--- START OF Exercise materials ---

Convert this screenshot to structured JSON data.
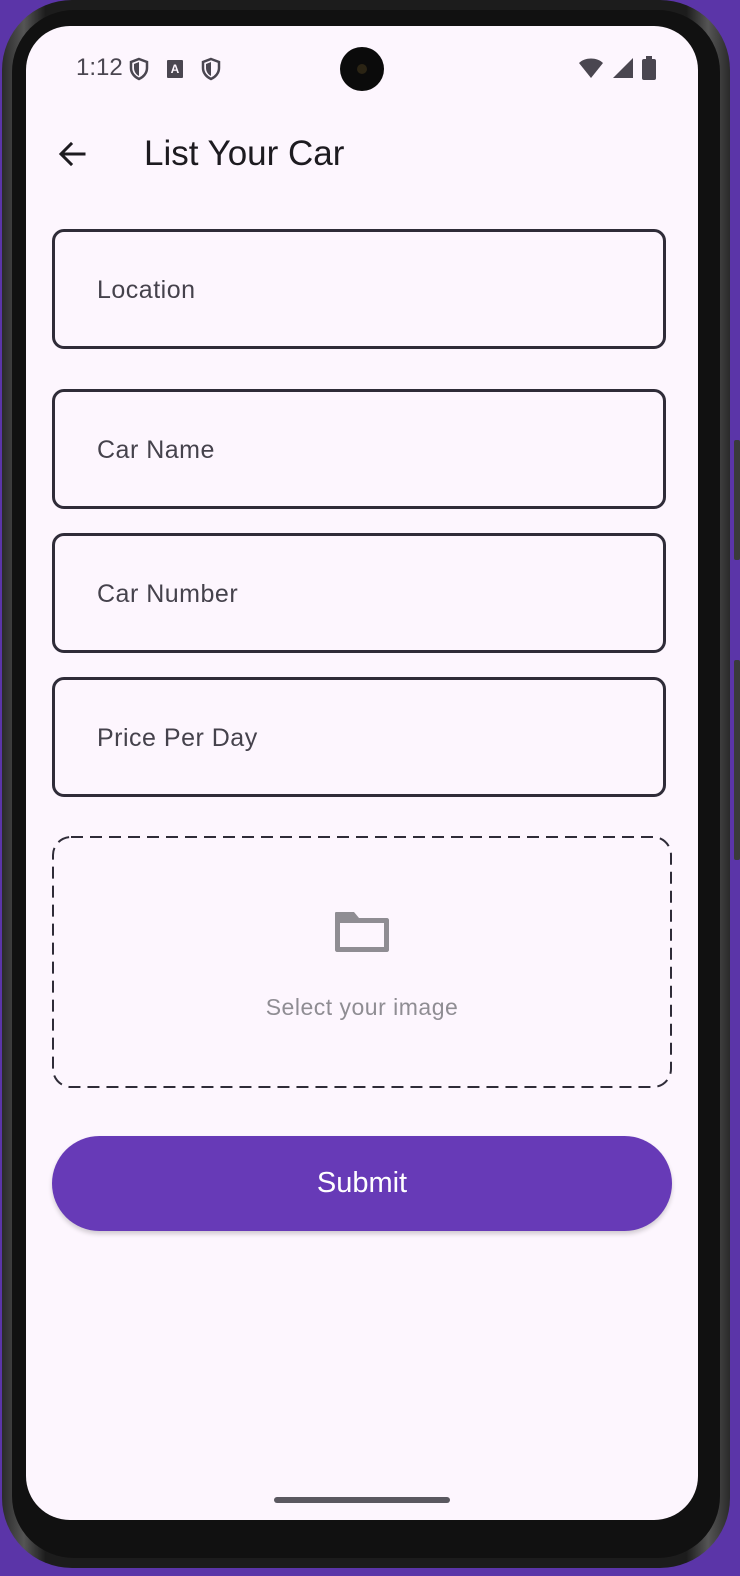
{
  "status_bar": {
    "time": "1:12",
    "left_icons": [
      "shield-icon",
      "a-box-icon",
      "shield-icon"
    ],
    "right_icons": [
      "wifi-icon",
      "cellular-signal-icon",
      "battery-icon"
    ]
  },
  "app_bar": {
    "back_icon": "arrow-back-icon",
    "title": "List Your Car"
  },
  "form": {
    "fields": [
      {
        "label": "Location"
      },
      {
        "label": "Car Name"
      },
      {
        "label": "Car Number"
      },
      {
        "label": "Price Per Day"
      }
    ],
    "image_picker": {
      "icon": "folder-icon",
      "label": "Select your image"
    },
    "submit_label": "Submit"
  },
  "colors": {
    "background": "#fdf6fe",
    "primary": "#673ab7",
    "field_border": "#2f2c38",
    "device_frame_bg": "#5b35a8"
  }
}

--- END OF Exercise materials ---

__Task to complete__. Reproduce the entries above word for word. Pictures stay out.

__Full output__.
Convert this screenshot to structured JSON data.
{
  "status_bar": {
    "time": "1:12",
    "left_icons": [
      "shield-icon",
      "a-box-icon",
      "shield-icon"
    ],
    "right_icons": [
      "wifi-icon",
      "cellular-signal-icon",
      "battery-icon"
    ]
  },
  "app_bar": {
    "back_icon": "arrow-back-icon",
    "title": "List Your Car"
  },
  "form": {
    "fields": [
      {
        "label": "Location"
      },
      {
        "label": "Car Name"
      },
      {
        "label": "Car Number"
      },
      {
        "label": "Price Per Day"
      }
    ],
    "image_picker": {
      "icon": "folder-icon",
      "label": "Select your image"
    },
    "submit_label": "Submit"
  },
  "colors": {
    "background": "#fdf6fe",
    "primary": "#673ab7",
    "field_border": "#2f2c38",
    "device_frame_bg": "#5b35a8"
  }
}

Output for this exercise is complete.